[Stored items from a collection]
● ● ● ● ●
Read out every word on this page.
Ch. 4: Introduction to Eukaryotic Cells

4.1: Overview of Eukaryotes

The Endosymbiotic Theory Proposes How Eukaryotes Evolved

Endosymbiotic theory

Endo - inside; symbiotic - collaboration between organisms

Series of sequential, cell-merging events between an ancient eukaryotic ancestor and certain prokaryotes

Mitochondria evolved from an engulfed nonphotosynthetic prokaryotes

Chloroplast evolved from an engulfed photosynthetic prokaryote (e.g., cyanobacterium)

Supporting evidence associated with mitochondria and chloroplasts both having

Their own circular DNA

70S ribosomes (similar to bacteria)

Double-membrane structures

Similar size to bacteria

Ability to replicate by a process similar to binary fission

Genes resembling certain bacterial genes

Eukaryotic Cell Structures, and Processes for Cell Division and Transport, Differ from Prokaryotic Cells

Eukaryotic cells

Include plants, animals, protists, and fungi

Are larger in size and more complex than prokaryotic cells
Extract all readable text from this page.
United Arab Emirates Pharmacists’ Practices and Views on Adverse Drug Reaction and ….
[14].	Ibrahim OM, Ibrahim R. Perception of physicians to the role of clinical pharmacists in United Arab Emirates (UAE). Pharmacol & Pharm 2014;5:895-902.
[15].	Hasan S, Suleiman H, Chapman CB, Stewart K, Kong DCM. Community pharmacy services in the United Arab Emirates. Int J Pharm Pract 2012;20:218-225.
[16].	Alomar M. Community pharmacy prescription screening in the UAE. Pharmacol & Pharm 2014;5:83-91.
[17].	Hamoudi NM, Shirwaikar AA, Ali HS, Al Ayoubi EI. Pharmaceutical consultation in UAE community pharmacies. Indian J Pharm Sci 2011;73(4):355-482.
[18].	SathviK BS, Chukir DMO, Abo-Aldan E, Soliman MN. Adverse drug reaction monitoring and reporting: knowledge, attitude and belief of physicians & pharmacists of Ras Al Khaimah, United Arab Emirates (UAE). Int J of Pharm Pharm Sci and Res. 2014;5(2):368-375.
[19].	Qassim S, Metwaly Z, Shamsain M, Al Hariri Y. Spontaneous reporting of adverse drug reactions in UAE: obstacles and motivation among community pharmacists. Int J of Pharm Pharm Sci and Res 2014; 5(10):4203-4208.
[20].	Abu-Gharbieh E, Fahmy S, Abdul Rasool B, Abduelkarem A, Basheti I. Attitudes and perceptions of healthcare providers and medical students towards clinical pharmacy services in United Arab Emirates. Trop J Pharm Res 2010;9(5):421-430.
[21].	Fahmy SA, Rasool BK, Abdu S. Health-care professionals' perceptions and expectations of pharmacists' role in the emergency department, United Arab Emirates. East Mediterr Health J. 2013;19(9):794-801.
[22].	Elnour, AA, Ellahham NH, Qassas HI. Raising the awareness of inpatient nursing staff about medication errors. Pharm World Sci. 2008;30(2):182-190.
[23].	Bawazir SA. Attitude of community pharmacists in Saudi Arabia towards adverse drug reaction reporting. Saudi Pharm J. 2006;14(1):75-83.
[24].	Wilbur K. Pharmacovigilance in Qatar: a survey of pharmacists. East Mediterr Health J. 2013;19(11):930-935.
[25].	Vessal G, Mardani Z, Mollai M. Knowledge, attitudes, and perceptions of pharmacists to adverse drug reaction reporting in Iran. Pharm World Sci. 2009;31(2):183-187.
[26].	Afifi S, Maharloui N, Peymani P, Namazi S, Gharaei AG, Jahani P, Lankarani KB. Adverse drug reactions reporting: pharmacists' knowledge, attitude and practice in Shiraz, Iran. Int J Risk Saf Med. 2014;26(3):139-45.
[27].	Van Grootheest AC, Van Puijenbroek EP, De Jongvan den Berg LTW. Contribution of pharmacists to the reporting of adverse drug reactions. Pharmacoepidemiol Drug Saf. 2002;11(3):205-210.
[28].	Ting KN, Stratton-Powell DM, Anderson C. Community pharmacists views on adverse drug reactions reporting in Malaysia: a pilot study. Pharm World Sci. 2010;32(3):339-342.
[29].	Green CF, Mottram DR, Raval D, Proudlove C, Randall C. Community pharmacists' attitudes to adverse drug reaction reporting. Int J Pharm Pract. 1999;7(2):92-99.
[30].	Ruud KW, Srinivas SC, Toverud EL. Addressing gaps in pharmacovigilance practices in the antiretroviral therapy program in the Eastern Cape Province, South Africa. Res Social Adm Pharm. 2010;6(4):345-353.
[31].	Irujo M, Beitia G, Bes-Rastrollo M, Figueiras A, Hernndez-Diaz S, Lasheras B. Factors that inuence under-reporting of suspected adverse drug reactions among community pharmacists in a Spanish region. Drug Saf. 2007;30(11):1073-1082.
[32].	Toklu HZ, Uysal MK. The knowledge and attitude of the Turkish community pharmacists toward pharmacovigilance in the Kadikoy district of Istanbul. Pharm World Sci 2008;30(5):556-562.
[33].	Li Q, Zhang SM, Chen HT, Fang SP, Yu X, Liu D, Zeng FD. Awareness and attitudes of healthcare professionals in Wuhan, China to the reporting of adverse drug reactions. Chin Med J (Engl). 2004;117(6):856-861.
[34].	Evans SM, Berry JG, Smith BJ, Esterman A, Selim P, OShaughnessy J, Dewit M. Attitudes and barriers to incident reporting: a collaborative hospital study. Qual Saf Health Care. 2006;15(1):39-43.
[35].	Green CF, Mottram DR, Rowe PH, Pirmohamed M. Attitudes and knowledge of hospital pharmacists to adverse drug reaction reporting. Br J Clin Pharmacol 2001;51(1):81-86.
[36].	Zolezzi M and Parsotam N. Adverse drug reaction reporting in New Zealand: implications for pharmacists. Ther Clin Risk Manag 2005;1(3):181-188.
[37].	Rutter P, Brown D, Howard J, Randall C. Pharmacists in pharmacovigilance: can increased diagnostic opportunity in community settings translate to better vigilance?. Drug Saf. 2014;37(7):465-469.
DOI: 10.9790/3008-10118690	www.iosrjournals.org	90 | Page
● ● ● ● ●
*Your instructions*
Across the entries above, find each line with the word "prokaryotes" and please copy it out.

*Output of the task*
Series of sequential, cell-merging events between an ancient eukaryotic ancestor and certain prokaryotes
Mitochondria evolved from an engulfed nonphotosynthetic prokaryotes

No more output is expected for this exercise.